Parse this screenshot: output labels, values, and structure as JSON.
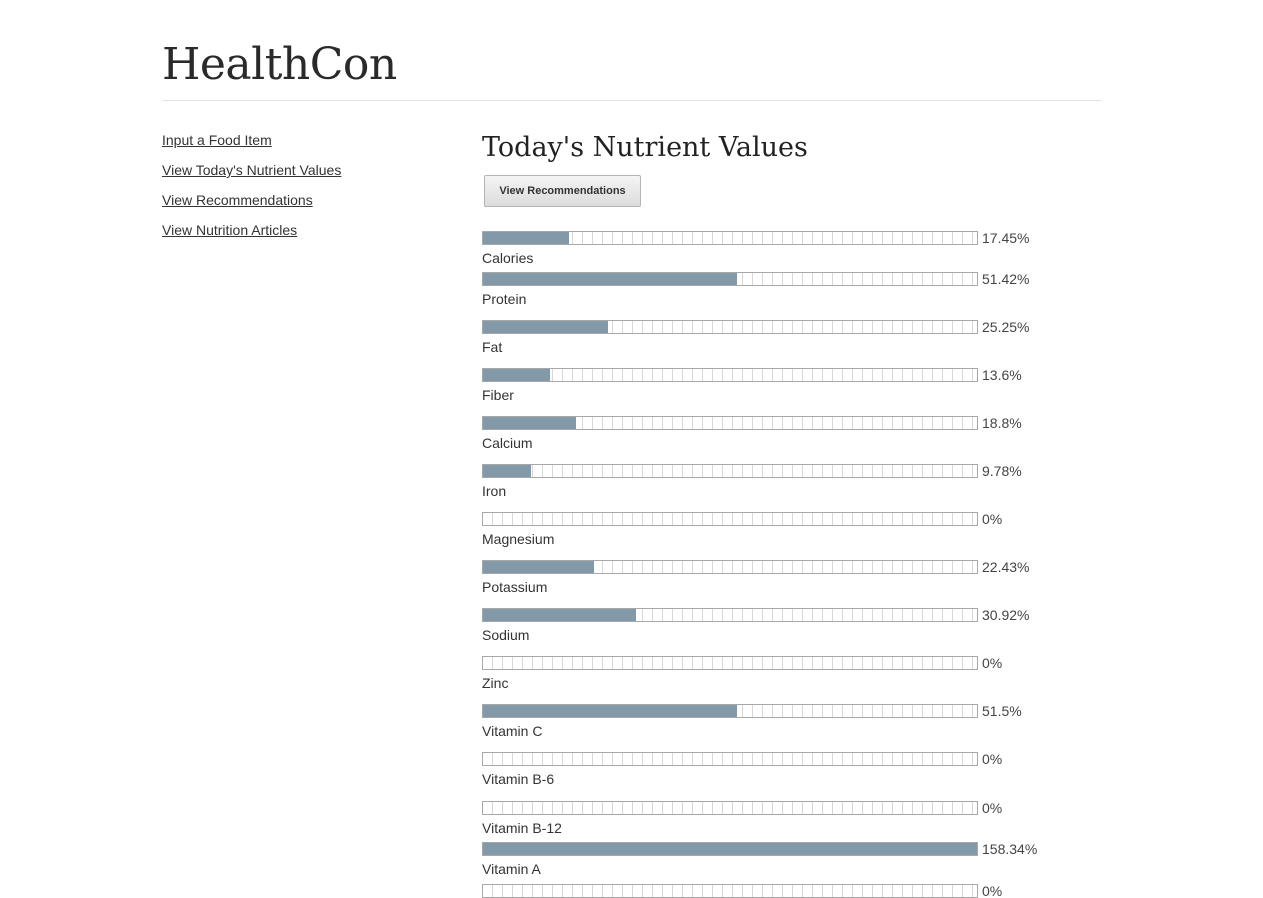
{
  "header": {
    "site_title": "HealthCon"
  },
  "sidebar": {
    "links": [
      {
        "label": "Input a Food Item"
      },
      {
        "label": "View Today's Nutrient Values"
      },
      {
        "label": "View Recommendations"
      },
      {
        "label": "View Nutrition Articles"
      }
    ]
  },
  "main": {
    "title": "Today's Nutrient Values",
    "button_label": "View Recommendations"
  },
  "nutrients": [
    {
      "name": "Calories",
      "percent": 17.45,
      "display": "17.45%"
    },
    {
      "name": "Protein",
      "percent": 51.42,
      "display": "51.42%"
    },
    {
      "name": "Fat",
      "percent": 25.25,
      "display": "25.25%"
    },
    {
      "name": "Fiber",
      "percent": 13.6,
      "display": "13.6%"
    },
    {
      "name": "Calcium",
      "percent": 18.8,
      "display": "18.8%"
    },
    {
      "name": "Iron",
      "percent": 9.78,
      "display": "9.78%"
    },
    {
      "name": "Magnesium",
      "percent": 0,
      "display": "0%"
    },
    {
      "name": "Potassium",
      "percent": 22.43,
      "display": "22.43%"
    },
    {
      "name": "Sodium",
      "percent": 30.92,
      "display": "30.92%"
    },
    {
      "name": "Zinc",
      "percent": 0,
      "display": "0%"
    },
    {
      "name": "Vitamin C",
      "percent": 51.5,
      "display": "51.5%"
    },
    {
      "name": "Vitamin B-6",
      "percent": 0,
      "display": "0%"
    },
    {
      "name": "Vitamin B-12",
      "percent": 0,
      "display": "0%"
    },
    {
      "name": "Vitamin A",
      "percent": 158.34,
      "display": "158.34%"
    },
    {
      "name": "",
      "percent": 0,
      "display": "0%"
    }
  ],
  "colors": {
    "bar_fill": "#8299a9"
  }
}
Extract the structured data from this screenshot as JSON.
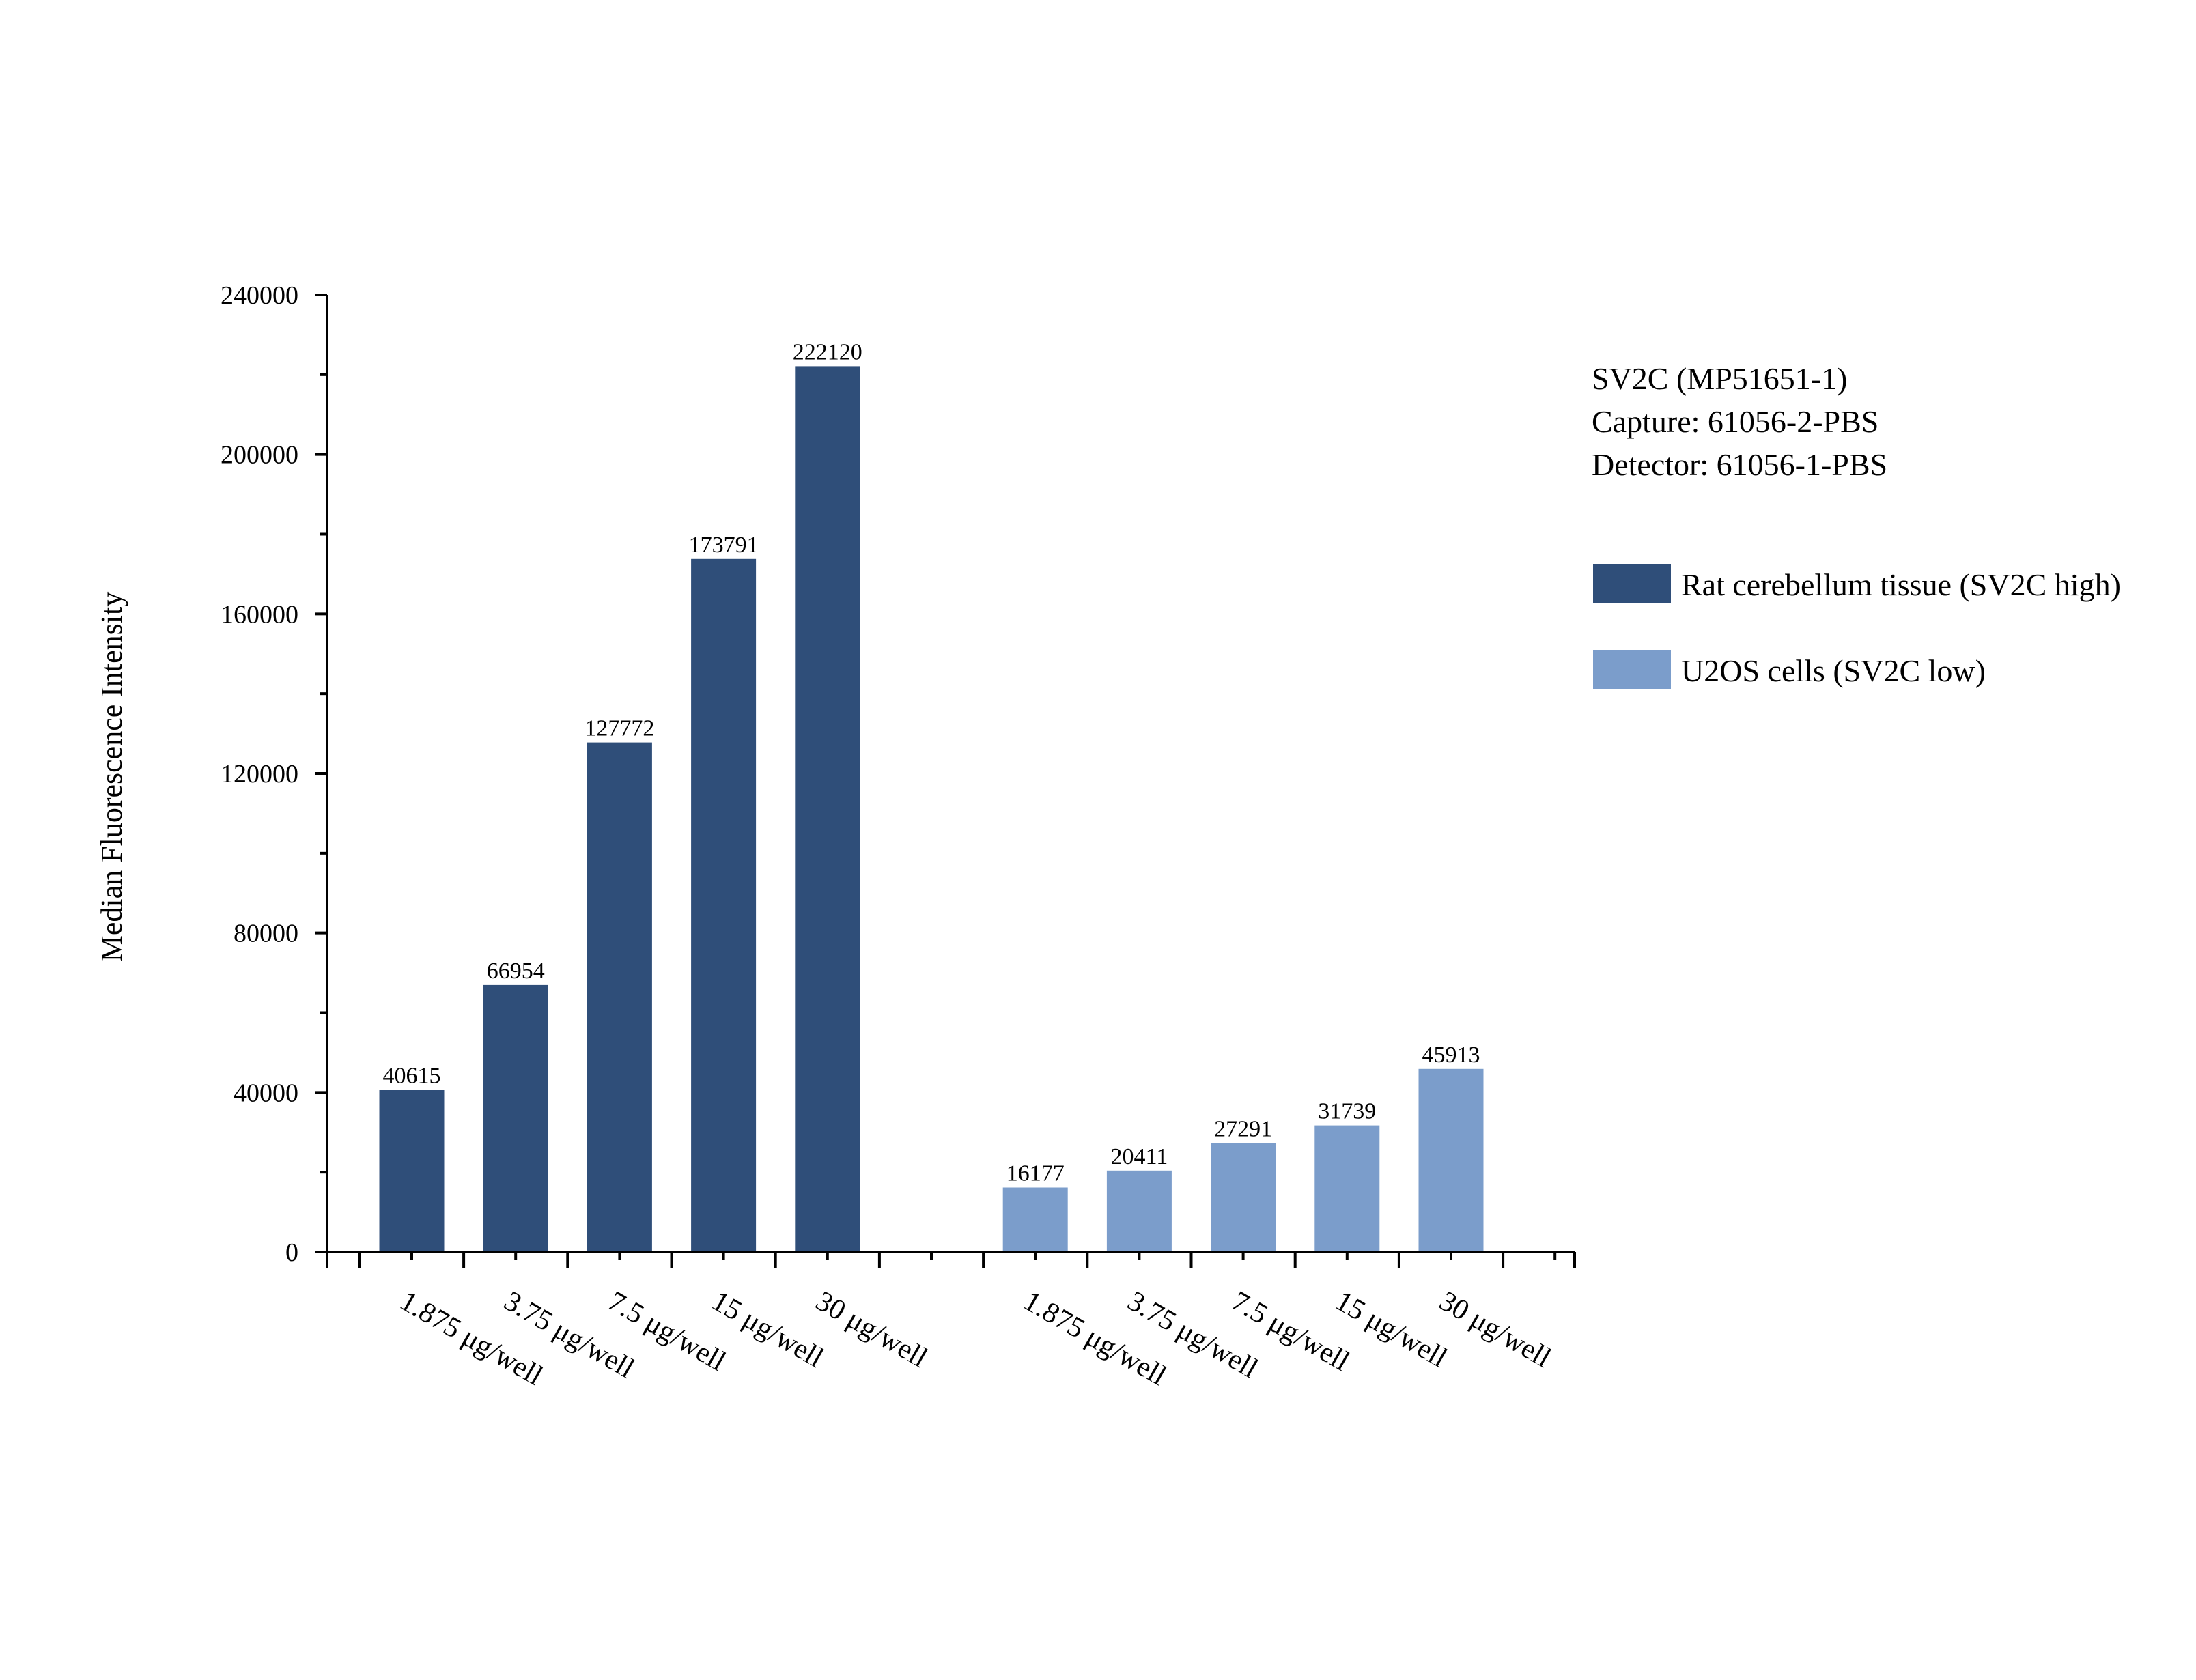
{
  "chart_data": {
    "type": "bar",
    "categories": [
      "1.875 μg/well",
      "3.75 μg/well",
      "7.5 μg/well",
      "15 μg/well",
      "30 μg/well"
    ],
    "series": [
      {
        "name": "Rat cerebellum tissue (SV2C high)",
        "values": [
          40615,
          66954,
          127772,
          173791,
          222120
        ],
        "color": "#2f4e79"
      },
      {
        "name": "U2OS cells (SV2C low)",
        "values": [
          16177,
          20411,
          27291,
          31739,
          45913
        ],
        "color": "#7b9dcb"
      }
    ],
    "data_labels": [
      [
        "40615",
        "66954",
        "127772",
        "173791",
        "222120"
      ],
      [
        "16177",
        "20411",
        "27291",
        "31739",
        "45913"
      ]
    ],
    "title": "",
    "xlabel": "",
    "ylabel": "Median Fluorescence Intensity",
    "ylim": [
      0,
      240000
    ],
    "yticks": [
      0,
      40000,
      80000,
      120000,
      160000,
      200000,
      240000
    ],
    "ytick_labels": [
      "0",
      "40000",
      "80000",
      "120000",
      "160000",
      "200000",
      "240000"
    ],
    "grid": false,
    "legend_position": "right",
    "info_lines": [
      "SV2C (MP51651-1)",
      "Capture: 61056-2-PBS",
      "Detector: 61056-1-PBS"
    ]
  }
}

◆ ◆ ◆

(What you are asked to do):
Copy out each line of the data containing the string "Recommendations".

(Task result):
        "label": "View Recommendations"
    "button_label": "View Recommendations"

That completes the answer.